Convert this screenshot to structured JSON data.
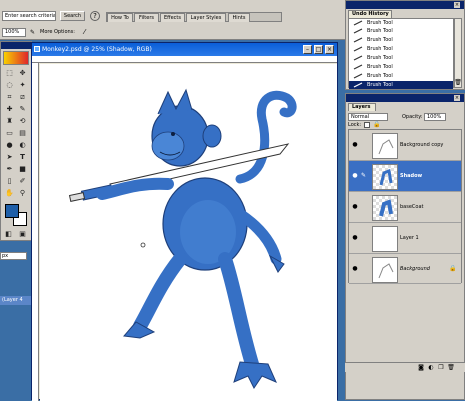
{
  "options_bar": {
    "search_placeholder": "Enter search criteria",
    "search_button": "Search",
    "more_options_label": "More Options:",
    "tabs": [
      "How To",
      "Filters",
      "Effects",
      "Layer Styles",
      "Hints"
    ],
    "zoom": "100%"
  },
  "document": {
    "title": "Monkey2.psd @ 25% (Shadow, RGB)",
    "accent_color": "#3670c5"
  },
  "undo_history": {
    "title": "Undo History",
    "items": [
      "Brush Tool",
      "Brush Tool",
      "Brush Tool",
      "Brush Tool",
      "Brush Tool",
      "Brush Tool",
      "Brush Tool",
      "Brush Tool"
    ],
    "selected_index": 7
  },
  "layers": {
    "title": "Layers",
    "blend_mode": "Normal",
    "opacity_label": "Opacity:",
    "opacity_value": "100%",
    "lock_label": "Lock:",
    "items": [
      {
        "name": "Background copy",
        "italic": false
      },
      {
        "name": "Shadow",
        "italic": false
      },
      {
        "name": "baseCoat",
        "italic": false
      },
      {
        "name": "Layer 1",
        "italic": false
      },
      {
        "name": "Background",
        "italic": true
      }
    ],
    "selected_index": 1
  },
  "left_panel": {
    "field_text": "px",
    "layer_tab_text": "(Layer 4"
  }
}
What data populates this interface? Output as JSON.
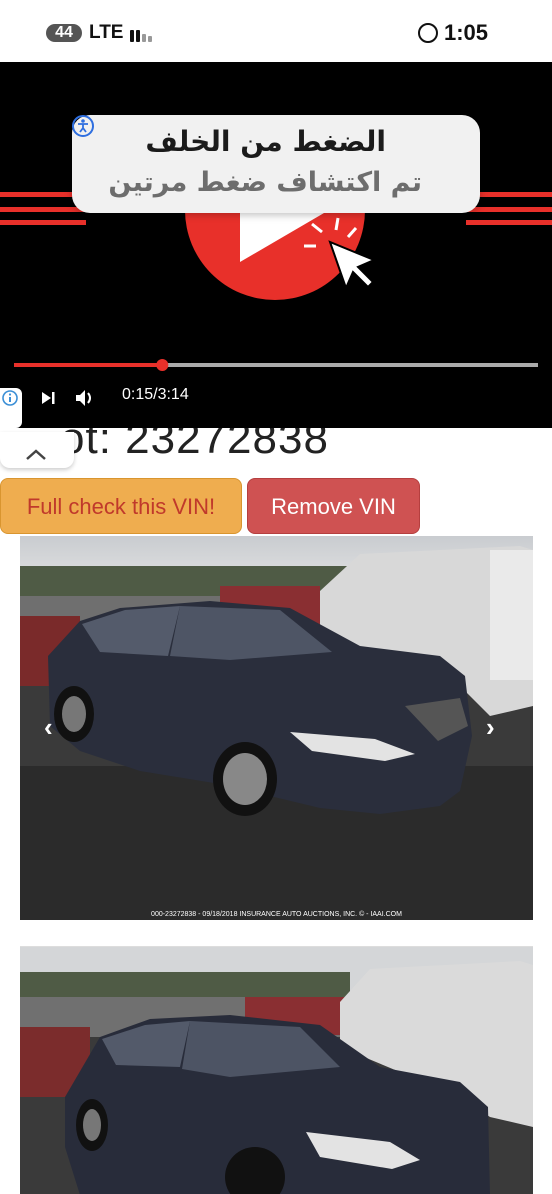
{
  "status_bar": {
    "signal_badge": "44",
    "network": "LTE",
    "time": "1:05"
  },
  "accessibility_toast": {
    "title": "الضغط من الخلف",
    "subtitle": "تم اكتشاف ضغط مرتين"
  },
  "video_player": {
    "time_display": "0:15/3:14",
    "progress_fraction": 0.283
  },
  "heading": {
    "partial_text": "ot: 23272838"
  },
  "buttons": {
    "full_check": "Full check this VIN!",
    "remove_vin": "Remove VIN"
  },
  "photos": [
    {
      "watermark": "000-23272838 - 09/18/2018 INSURANCE AUTO AUCTIONS, INC. © - IAAI.COM"
    },
    {
      "watermark": ""
    }
  ],
  "colors": {
    "youtube_red": "#e8302a",
    "full_check_bg": "#efad4f",
    "remove_bg": "#cf5252"
  }
}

> [Instruction]: Every record above should come back exactly, but without its pictures.

> [Worked solution]:
Convert this screenshot to structured JSON data.
{
  "options_bar": {
    "search_placeholder": "Enter search criteria",
    "search_button": "Search",
    "more_options_label": "More Options:",
    "tabs": [
      "How To",
      "Filters",
      "Effects",
      "Layer Styles",
      "Hints"
    ],
    "zoom": "100%"
  },
  "document": {
    "title": "Monkey2.psd @ 25% (Shadow, RGB)",
    "accent_color": "#3670c5"
  },
  "undo_history": {
    "title": "Undo History",
    "items": [
      "Brush Tool",
      "Brush Tool",
      "Brush Tool",
      "Brush Tool",
      "Brush Tool",
      "Brush Tool",
      "Brush Tool",
      "Brush Tool"
    ],
    "selected_index": 7
  },
  "layers": {
    "title": "Layers",
    "blend_mode": "Normal",
    "opacity_label": "Opacity:",
    "opacity_value": "100%",
    "lock_label": "Lock:",
    "items": [
      {
        "name": "Background copy",
        "italic": false
      },
      {
        "name": "Shadow",
        "italic": false
      },
      {
        "name": "baseCoat",
        "italic": false
      },
      {
        "name": "Layer 1",
        "italic": false
      },
      {
        "name": "Background",
        "italic": true
      }
    ],
    "selected_index": 1
  },
  "left_panel": {
    "field_text": "px",
    "layer_tab_text": "(Layer 4"
  }
}
What data populates this interface? Output as JSON.
{
  "status_bar": {
    "signal_badge": "44",
    "network": "LTE",
    "time": "1:05"
  },
  "accessibility_toast": {
    "title": "الضغط من الخلف",
    "subtitle": "تم اكتشاف ضغط مرتين"
  },
  "video_player": {
    "time_display": "0:15/3:14",
    "progress_fraction": 0.283
  },
  "heading": {
    "partial_text": "ot: 23272838"
  },
  "buttons": {
    "full_check": "Full check this VIN!",
    "remove_vin": "Remove VIN"
  },
  "photos": [
    {
      "watermark": "000-23272838 - 09/18/2018 INSURANCE AUTO AUCTIONS, INC. © - IAAI.COM"
    },
    {
      "watermark": ""
    }
  ],
  "colors": {
    "youtube_red": "#e8302a",
    "full_check_bg": "#efad4f",
    "remove_bg": "#cf5252"
  }
}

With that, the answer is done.